Read through the data and report every line in which the word "Profesionales" occurs.

> [MATERIAL PROVIDED]:

•••••

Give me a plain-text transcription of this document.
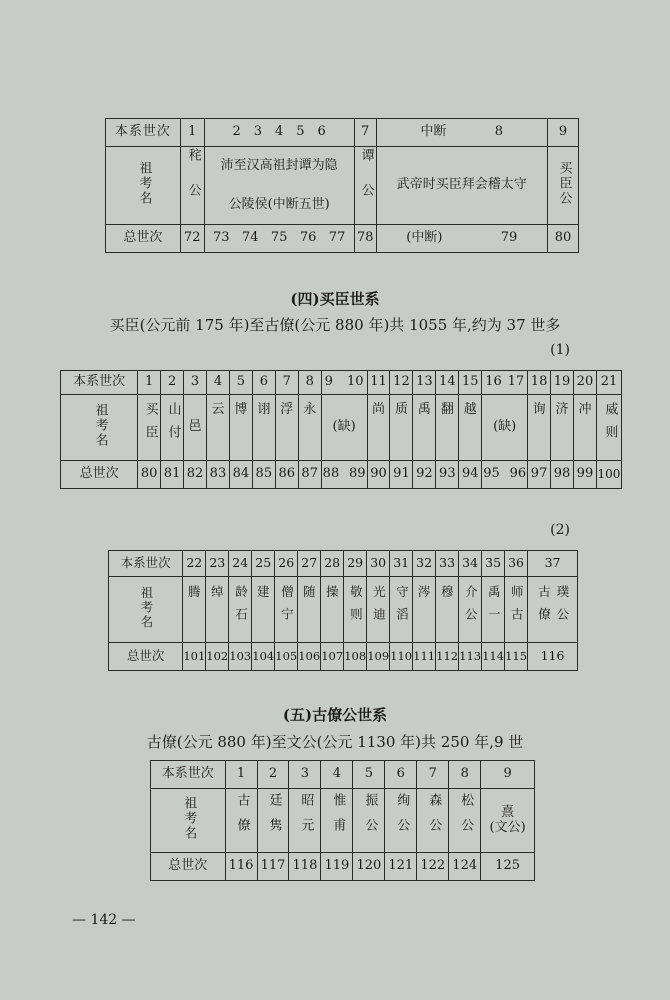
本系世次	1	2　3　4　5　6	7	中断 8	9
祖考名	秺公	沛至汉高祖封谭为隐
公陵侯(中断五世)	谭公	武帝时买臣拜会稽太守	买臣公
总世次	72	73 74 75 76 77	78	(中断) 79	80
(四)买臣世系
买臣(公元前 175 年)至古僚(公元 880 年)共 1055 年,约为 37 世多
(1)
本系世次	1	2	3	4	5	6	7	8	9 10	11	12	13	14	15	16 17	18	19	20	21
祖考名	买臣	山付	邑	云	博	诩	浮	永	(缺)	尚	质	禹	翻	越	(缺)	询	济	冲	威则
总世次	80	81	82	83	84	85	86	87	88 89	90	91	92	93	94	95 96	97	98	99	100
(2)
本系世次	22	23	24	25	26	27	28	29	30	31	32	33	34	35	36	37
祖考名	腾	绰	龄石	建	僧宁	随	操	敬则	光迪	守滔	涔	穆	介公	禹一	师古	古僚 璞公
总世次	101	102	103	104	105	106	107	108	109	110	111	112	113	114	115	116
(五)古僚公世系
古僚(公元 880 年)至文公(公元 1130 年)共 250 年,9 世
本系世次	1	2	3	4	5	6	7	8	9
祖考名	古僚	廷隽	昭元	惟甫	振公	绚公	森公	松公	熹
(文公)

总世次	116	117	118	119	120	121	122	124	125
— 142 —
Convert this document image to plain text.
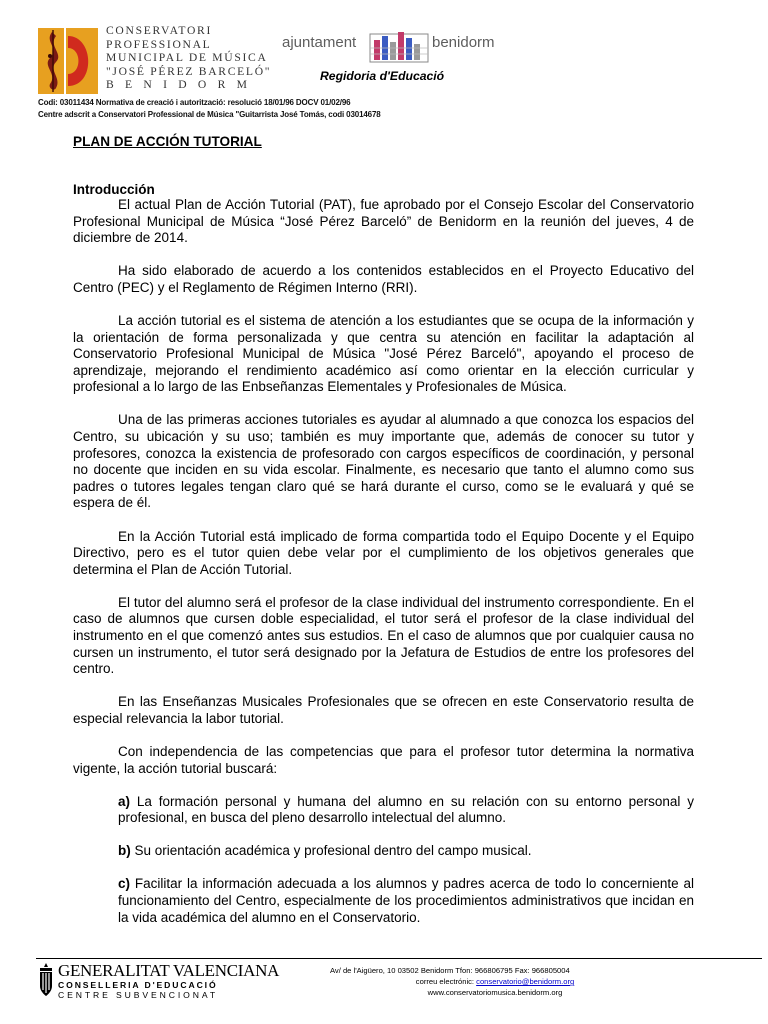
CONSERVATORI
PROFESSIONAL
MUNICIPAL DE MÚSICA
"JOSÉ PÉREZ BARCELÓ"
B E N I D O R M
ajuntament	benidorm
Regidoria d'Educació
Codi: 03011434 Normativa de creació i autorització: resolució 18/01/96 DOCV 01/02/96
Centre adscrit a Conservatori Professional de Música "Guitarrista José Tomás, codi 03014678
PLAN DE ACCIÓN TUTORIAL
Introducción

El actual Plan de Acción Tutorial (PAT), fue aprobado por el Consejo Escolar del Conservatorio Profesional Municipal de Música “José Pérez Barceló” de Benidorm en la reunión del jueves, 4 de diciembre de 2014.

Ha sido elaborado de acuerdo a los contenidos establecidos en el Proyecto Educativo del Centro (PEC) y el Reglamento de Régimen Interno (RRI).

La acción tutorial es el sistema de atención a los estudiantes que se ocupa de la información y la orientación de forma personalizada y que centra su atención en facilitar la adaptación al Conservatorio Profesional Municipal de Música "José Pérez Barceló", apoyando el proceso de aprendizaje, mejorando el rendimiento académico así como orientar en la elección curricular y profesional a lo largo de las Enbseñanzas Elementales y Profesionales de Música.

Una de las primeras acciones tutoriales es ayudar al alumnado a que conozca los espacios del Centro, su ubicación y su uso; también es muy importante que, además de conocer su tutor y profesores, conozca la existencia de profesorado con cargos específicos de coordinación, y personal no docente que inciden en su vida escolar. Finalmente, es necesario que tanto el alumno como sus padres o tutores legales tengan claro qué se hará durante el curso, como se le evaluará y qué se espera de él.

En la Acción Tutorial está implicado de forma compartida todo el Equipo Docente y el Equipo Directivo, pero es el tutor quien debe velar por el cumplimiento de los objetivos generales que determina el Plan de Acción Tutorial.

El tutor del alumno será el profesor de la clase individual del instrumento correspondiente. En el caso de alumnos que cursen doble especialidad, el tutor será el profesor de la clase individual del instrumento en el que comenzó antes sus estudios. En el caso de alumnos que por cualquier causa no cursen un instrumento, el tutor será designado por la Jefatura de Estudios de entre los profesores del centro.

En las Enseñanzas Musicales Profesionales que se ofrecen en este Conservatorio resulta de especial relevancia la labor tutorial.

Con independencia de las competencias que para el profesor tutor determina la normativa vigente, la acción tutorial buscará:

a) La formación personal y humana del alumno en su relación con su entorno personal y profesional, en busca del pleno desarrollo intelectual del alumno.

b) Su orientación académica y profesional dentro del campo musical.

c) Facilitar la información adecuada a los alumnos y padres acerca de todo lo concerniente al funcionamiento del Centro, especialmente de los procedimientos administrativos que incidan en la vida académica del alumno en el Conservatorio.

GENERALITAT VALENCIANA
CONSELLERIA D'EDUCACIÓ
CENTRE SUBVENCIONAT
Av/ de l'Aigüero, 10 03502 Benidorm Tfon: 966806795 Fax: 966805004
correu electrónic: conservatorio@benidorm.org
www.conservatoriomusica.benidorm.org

•••••

> [OUTPUT FOR THIS TASK]:
La acción tutorial es el sistema de atención a los estudiantes que se ocupa de la información y la orientación de forma personalizada y que centra su atención en facilitar la adaptación al Conservatorio Profesional Municipal de Música "José Pérez Barceló", apoyando el proceso de aprendizaje, mejorando el rendimiento académico así como orientar en la elección curricular y profesional a lo largo de las Enbseñanzas Elementales y Profesionales de Música.
En las Enseñanzas Musicales Profesionales que se ofrecen en este Conservatorio resulta de especial relevancia la labor tutorial.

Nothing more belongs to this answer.